WHAT TO PRODUCE:
Carry none of the pictures over; set down the material below exactly.

DATA SUPPLIED:

● ● ● ● ●

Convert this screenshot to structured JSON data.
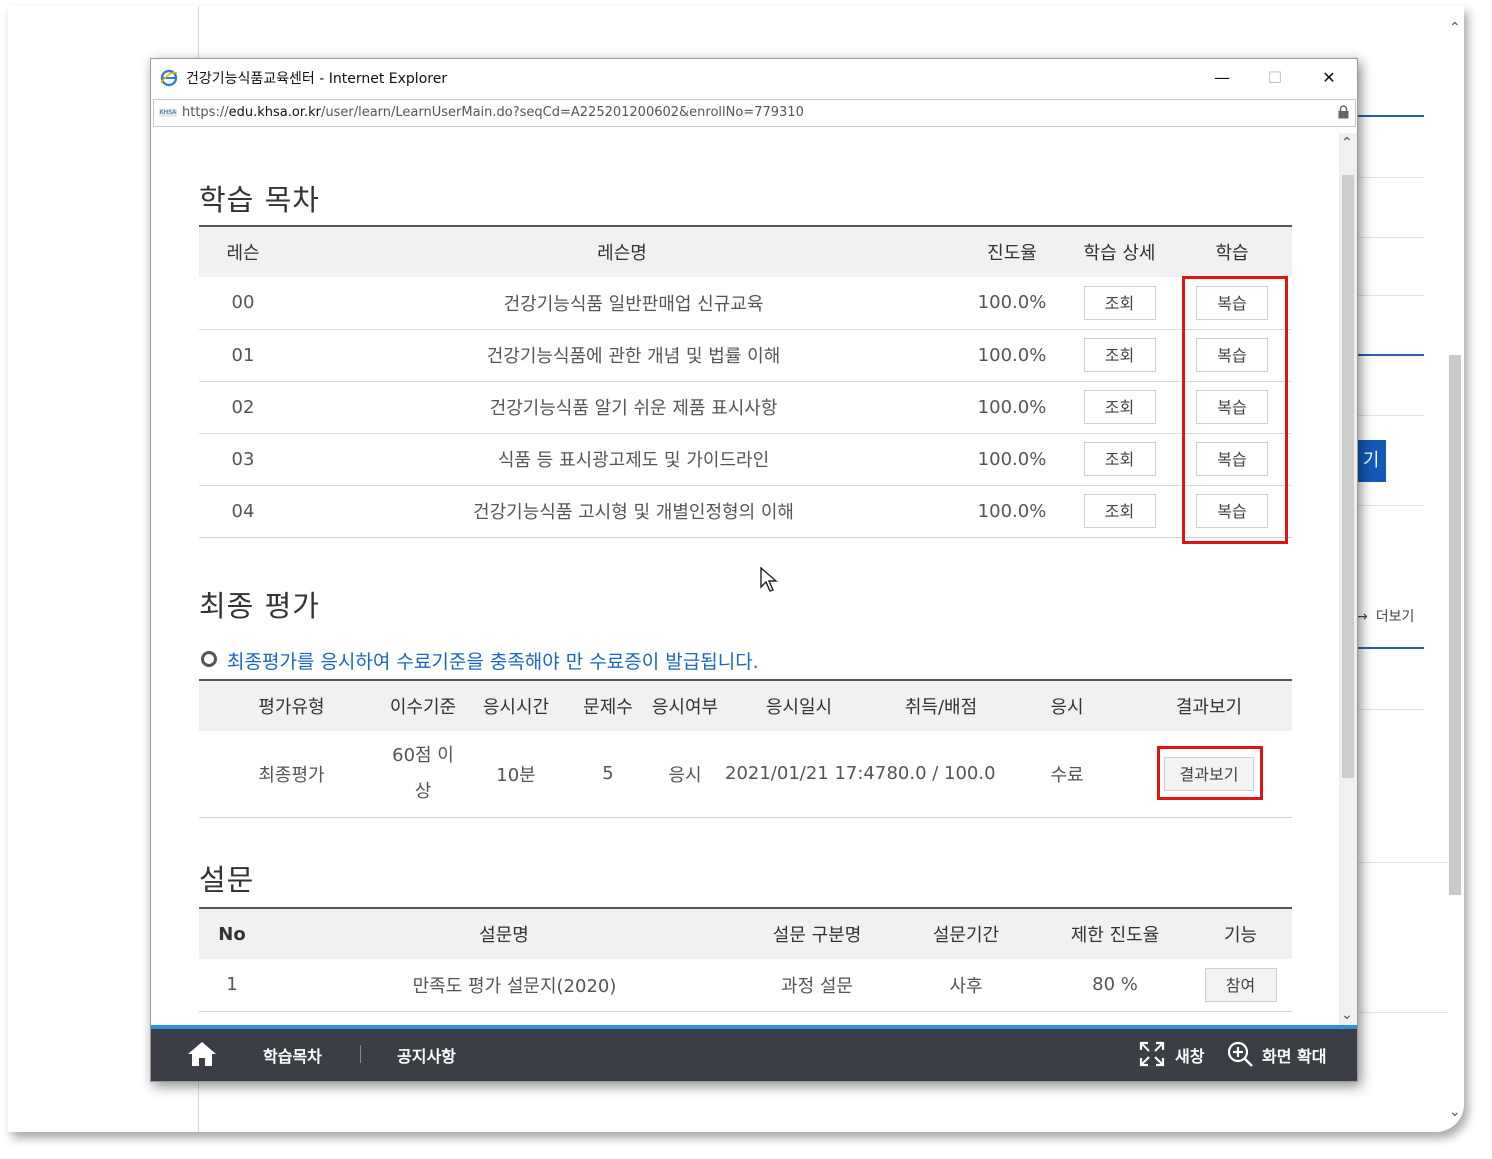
{
  "background_page": {
    "blue_button_label": "기",
    "more_label": "더보기"
  },
  "window": {
    "title": "건강기능식품교육센터 - Internet Explorer",
    "url_prefix": "https://",
    "url_domain": "edu.khsa.or.kr",
    "url_path": "/user/learn/LearnUserMain.do?seqCd=A225201200602&enrollNo=779310",
    "site_icon_text": "KHSA",
    "minimize": "—",
    "maximize": "☐",
    "close": "✕"
  },
  "toc": {
    "title": "학습 목차",
    "headers": [
      "레슨",
      "레슨명",
      "진도율",
      "학습 상세",
      "학습"
    ],
    "rows": [
      {
        "no": "00",
        "name": "건강기능식품 일반판매업 신규교육",
        "progress": "100.0%",
        "detail": "조회",
        "study": "복습"
      },
      {
        "no": "01",
        "name": "건강기능식품에 관한 개념 및 법률 이해",
        "progress": "100.0%",
        "detail": "조회",
        "study": "복습"
      },
      {
        "no": "02",
        "name": "건강기능식품 알기 쉬운 제품 표시사항",
        "progress": "100.0%",
        "detail": "조회",
        "study": "복습"
      },
      {
        "no": "03",
        "name": "식품 등 표시광고제도 및 가이드라인",
        "progress": "100.0%",
        "detail": "조회",
        "study": "복습"
      },
      {
        "no": "04",
        "name": "건강기능식품 고시형 및 개별인정형의 이해",
        "progress": "100.0%",
        "detail": "조회",
        "study": "복습"
      }
    ]
  },
  "final_eval": {
    "title": "최종 평가",
    "notice": "최종평가를 응시하여 수료기준을 충족해야 만 수료증이 발급됩니다.",
    "headers": [
      "평가유형",
      "이수기준",
      "응시시간",
      "문제수",
      "응시여부",
      "응시일시",
      "취득/배점",
      "응시",
      "결과보기"
    ],
    "row": {
      "type": "최종평가",
      "criteria_line1": "60점 이",
      "criteria_line2": "상",
      "time": "10분",
      "questions": "5",
      "taken": "응시",
      "datetime": "2021/01/21 17:47",
      "score": "80.0 / 100.0",
      "status": "수료",
      "result_button": "결과보기"
    }
  },
  "survey": {
    "title": "설문",
    "headers": [
      "No",
      "설문명",
      "설문 구분명",
      "설문기간",
      "제한 진도율",
      "기능"
    ],
    "rows": [
      {
        "no": "1",
        "name": "만족도 평가 설문지(2020)",
        "category": "과정 설문",
        "period": "사후",
        "limit": "80 %",
        "action": "참여"
      }
    ]
  },
  "footer": {
    "toc_label": "학습목차",
    "notice_label": "공지사항",
    "new_window_label": "새창",
    "zoom_label": "화면 확대"
  },
  "colors": {
    "highlight_red": "#e01414",
    "notice_blue": "#1a66c2",
    "footer_bg": "#3b3e44",
    "footer_accent": "#2f8ee6"
  }
}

● ● ● ● ●

RESULT OF THE TASK:
Convert this screenshot to structured JSON data.
{
  "background_page": {
    "blue_button_label": "기",
    "more_label": "더보기"
  },
  "window": {
    "title": "건강기능식품교육센터 - Internet Explorer",
    "url_prefix": "https://",
    "url_domain": "edu.khsa.or.kr",
    "url_path": "/user/learn/LearnUserMain.do?seqCd=A225201200602&enrollNo=779310",
    "site_icon_text": "KHSA",
    "minimize": "—",
    "maximize": "☐",
    "close": "✕"
  },
  "toc": {
    "title": "학습 목차",
    "headers": [
      "레슨",
      "레슨명",
      "진도율",
      "학습 상세",
      "학습"
    ],
    "rows": [
      {
        "no": "00",
        "name": "건강기능식품 일반판매업 신규교육",
        "progress": "100.0%",
        "detail": "조회",
        "study": "복습"
      },
      {
        "no": "01",
        "name": "건강기능식품에 관한 개념 및 법률 이해",
        "progress": "100.0%",
        "detail": "조회",
        "study": "복습"
      },
      {
        "no": "02",
        "name": "건강기능식품 알기 쉬운 제품 표시사항",
        "progress": "100.0%",
        "detail": "조회",
        "study": "복습"
      },
      {
        "no": "03",
        "name": "식품 등 표시광고제도 및 가이드라인",
        "progress": "100.0%",
        "detail": "조회",
        "study": "복습"
      },
      {
        "no": "04",
        "name": "건강기능식품 고시형 및 개별인정형의 이해",
        "progress": "100.0%",
        "detail": "조회",
        "study": "복습"
      }
    ]
  },
  "final_eval": {
    "title": "최종 평가",
    "notice": "최종평가를 응시하여 수료기준을 충족해야 만 수료증이 발급됩니다.",
    "headers": [
      "평가유형",
      "이수기준",
      "응시시간",
      "문제수",
      "응시여부",
      "응시일시",
      "취득/배점",
      "응시",
      "결과보기"
    ],
    "row": {
      "type": "최종평가",
      "criteria_line1": "60점 이",
      "criteria_line2": "상",
      "time": "10분",
      "questions": "5",
      "taken": "응시",
      "datetime": "2021/01/21 17:47",
      "score": "80.0 / 100.0",
      "status": "수료",
      "result_button": "결과보기"
    }
  },
  "survey": {
    "title": "설문",
    "headers": [
      "No",
      "설문명",
      "설문 구분명",
      "설문기간",
      "제한 진도율",
      "기능"
    ],
    "rows": [
      {
        "no": "1",
        "name": "만족도 평가 설문지(2020)",
        "category": "과정 설문",
        "period": "사후",
        "limit": "80 %",
        "action": "참여"
      }
    ]
  },
  "footer": {
    "toc_label": "학습목차",
    "notice_label": "공지사항",
    "new_window_label": "새창",
    "zoom_label": "화면 확대"
  },
  "colors": {
    "highlight_red": "#e01414",
    "notice_blue": "#1a66c2",
    "footer_bg": "#3b3e44",
    "footer_accent": "#2f8ee6"
  }
}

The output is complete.